TO DO ▸ Copy each line in the data that includes the word "icon".

STORED ROWS ▸
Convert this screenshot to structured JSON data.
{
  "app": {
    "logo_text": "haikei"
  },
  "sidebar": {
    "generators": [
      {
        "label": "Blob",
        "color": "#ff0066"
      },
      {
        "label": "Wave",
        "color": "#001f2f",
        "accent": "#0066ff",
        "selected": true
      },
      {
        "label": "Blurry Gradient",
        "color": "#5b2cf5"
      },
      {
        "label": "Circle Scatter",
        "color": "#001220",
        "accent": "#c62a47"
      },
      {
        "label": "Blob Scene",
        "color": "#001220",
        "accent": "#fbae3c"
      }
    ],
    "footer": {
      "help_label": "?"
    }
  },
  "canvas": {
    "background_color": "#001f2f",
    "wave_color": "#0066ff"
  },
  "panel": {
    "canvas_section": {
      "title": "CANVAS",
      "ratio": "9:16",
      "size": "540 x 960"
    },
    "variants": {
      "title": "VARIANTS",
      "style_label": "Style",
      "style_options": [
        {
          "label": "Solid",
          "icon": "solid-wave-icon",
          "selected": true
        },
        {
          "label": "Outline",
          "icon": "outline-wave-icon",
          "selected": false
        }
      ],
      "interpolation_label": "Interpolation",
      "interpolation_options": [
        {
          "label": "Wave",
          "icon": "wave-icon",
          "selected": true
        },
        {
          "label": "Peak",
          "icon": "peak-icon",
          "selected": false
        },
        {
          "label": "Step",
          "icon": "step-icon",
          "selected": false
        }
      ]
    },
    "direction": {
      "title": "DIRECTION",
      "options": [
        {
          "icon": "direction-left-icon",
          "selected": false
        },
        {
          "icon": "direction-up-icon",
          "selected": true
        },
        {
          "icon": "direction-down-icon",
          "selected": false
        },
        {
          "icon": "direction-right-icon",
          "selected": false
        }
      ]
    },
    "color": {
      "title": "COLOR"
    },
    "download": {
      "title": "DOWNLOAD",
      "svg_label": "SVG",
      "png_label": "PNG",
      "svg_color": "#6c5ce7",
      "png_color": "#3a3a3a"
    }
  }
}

ANSWER TO THIS EXERCISE ▸
          "icon": "solid-wave-icon",
          "icon": "outline-wave-icon",
          "icon": "wave-icon",
          "icon": "peak-icon",
          "icon": "step-icon",
          "icon": "direction-left-icon",
          "icon": "direction-up-icon",
          "icon": "direction-down-icon",
          "icon": "direction-right-icon",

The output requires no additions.